=== Extracted information ===

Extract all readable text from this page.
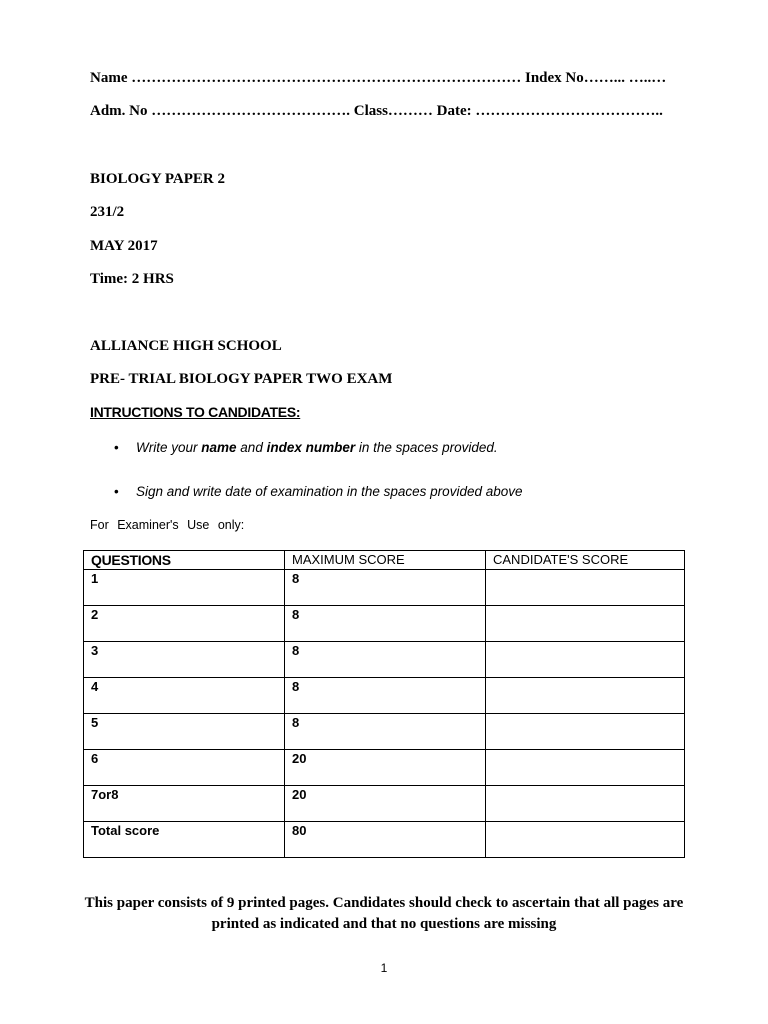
Name …………………………………………………………………… Index No……... …..…
Adm. No …………………………………. Class……… Date: ………………………………..
BIOLOGY PAPER 2
231/2
MAY 2017
Time: 2 HRS
ALLIANCE HIGH SCHOOL
PRE- TRIAL BIOLOGY PAPER TWO EXAM
INTRUCTIONS TO CANDIDATES:
• Write your name and index number in the spaces provided.
• Sign and write date of examination in the spaces provided above
For Examiner's Use only:
QUESTIONS	MAXIMUM SCORE	CANDIDATE'S SCORE
1	8	
2	8	
3	8	
4	8	
5	8	
6	20	
7or8	20	
Total score	80	
This paper consists of 9 printed pages. Candidates should check to ascertain that all pages are printed as indicated and that no questions are missing
1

=== Required task ===
Search the data above for lines holding "provided" and copy each of them.

=== Exercise result ===
• Write your name and index number in the spaces provided.
• Sign and write date of examination in the spaces provided above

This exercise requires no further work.